EXERCISE AIM> Output the entries word for word. Omit images.

[Stored items]
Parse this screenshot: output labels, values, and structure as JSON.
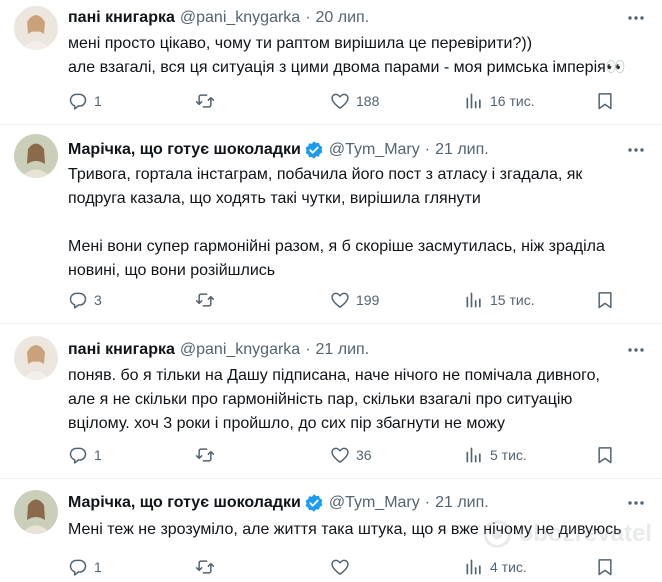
{
  "tweets": [
    {
      "name": "пані книгарка",
      "handle": "@pani_knygarka",
      "date": "20 лип.",
      "verified": false,
      "lines": [
        "мені просто цікаво, чому ти раптом вирішила це перевірити?))",
        "але взагалі, вся ця ситуація з цими двома парами - моя римська імперія👀"
      ],
      "replies": "1",
      "reposts": "",
      "likes": "188",
      "views": "16 тис."
    },
    {
      "name": "Марічка, що готує шоколадки",
      "handle": "@Tym_Mary",
      "date": "21 лип.",
      "verified": true,
      "lines": [
        "Тривога, гортала інстаграм, побачила його пост з атласу і згадала, як",
        "подруга казала, що ходять такі чутки, вирішила глянути",
        "",
        "Мені вони супер гармонійні разом, я б скоріше засмутилась, ніж зраділа",
        "новині, що вони розійшлись"
      ],
      "replies": "3",
      "reposts": "",
      "likes": "199",
      "views": "15 тис."
    },
    {
      "name": "пані книгарка",
      "handle": "@pani_knygarka",
      "date": "21 лип.",
      "verified": false,
      "lines": [
        "поняв. бо я тільки на Дашу підписана, наче нічого не помічала дивного,",
        "але я не скільки про гармонійність пар, скільки взагалі про ситуацію",
        "вцілому. хоч 3 роки і пройшло, до сих пір збагнути не можу"
      ],
      "replies": "1",
      "reposts": "",
      "likes": "36",
      "views": "5 тис."
    },
    {
      "name": "Марічка, що готує шоколадки",
      "handle": "@Tym_Mary",
      "date": "21 лип.",
      "verified": true,
      "lines": [
        "Мені теж не зрозуміло, але життя така штука, що я вже нічому не дивуюсь"
      ],
      "replies": "1",
      "reposts": "",
      "likes": "",
      "views": "4 тис."
    }
  ],
  "colors": {
    "text": "#0f1419",
    "secondary": "#536471",
    "divider": "#eff3f4",
    "verified": "#1d9bf0"
  },
  "icons": [
    "more-icon",
    "reply-icon",
    "repost-icon",
    "like-icon",
    "views-icon",
    "bookmark-icon",
    "verified-icon"
  ],
  "watermark": "obozrevatel"
}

RESULT OF THE TASK>
Parse this screenshot: output labels, values, and structure as JSON.
{
  "tweets": [
    {
      "name": "пані книгарка",
      "handle": "@pani_knygarka",
      "date": "20 лип.",
      "verified": false,
      "lines": [
        "мені просто цікаво, чому ти раптом вирішила це перевірити?))",
        "але взагалі, вся ця ситуація з цими двома парами - моя римська імперія👀"
      ],
      "replies": "1",
      "reposts": "",
      "likes": "188",
      "views": "16 тис."
    },
    {
      "name": "Марічка, що готує шоколадки",
      "handle": "@Tym_Mary",
      "date": "21 лип.",
      "verified": true,
      "lines": [
        "Тривога, гортала інстаграм, побачила його пост з атласу і згадала, як",
        "подруга казала, що ходять такі чутки, вирішила глянути",
        "",
        "Мені вони супер гармонійні разом, я б скоріше засмутилась, ніж зраділа",
        "новині, що вони розійшлись"
      ],
      "replies": "3",
      "reposts": "",
      "likes": "199",
      "views": "15 тис."
    },
    {
      "name": "пані книгарка",
      "handle": "@pani_knygarka",
      "date": "21 лип.",
      "verified": false,
      "lines": [
        "поняв. бо я тільки на Дашу підписана, наче нічого не помічала дивного,",
        "але я не скільки про гармонійність пар, скільки взагалі про ситуацію",
        "вцілому. хоч 3 роки і пройшло, до сих пір збагнути не можу"
      ],
      "replies": "1",
      "reposts": "",
      "likes": "36",
      "views": "5 тис."
    },
    {
      "name": "Марічка, що готує шоколадки",
      "handle": "@Tym_Mary",
      "date": "21 лип.",
      "verified": true,
      "lines": [
        "Мені теж не зрозуміло, але життя така штука, що я вже нічому не дивуюсь"
      ],
      "replies": "1",
      "reposts": "",
      "likes": "",
      "views": "4 тис."
    }
  ],
  "colors": {
    "text": "#0f1419",
    "secondary": "#536471",
    "divider": "#eff3f4",
    "verified": "#1d9bf0"
  },
  "icons": [
    "more-icon",
    "reply-icon",
    "repost-icon",
    "like-icon",
    "views-icon",
    "bookmark-icon",
    "verified-icon"
  ],
  "watermark": "obozrevatel"
}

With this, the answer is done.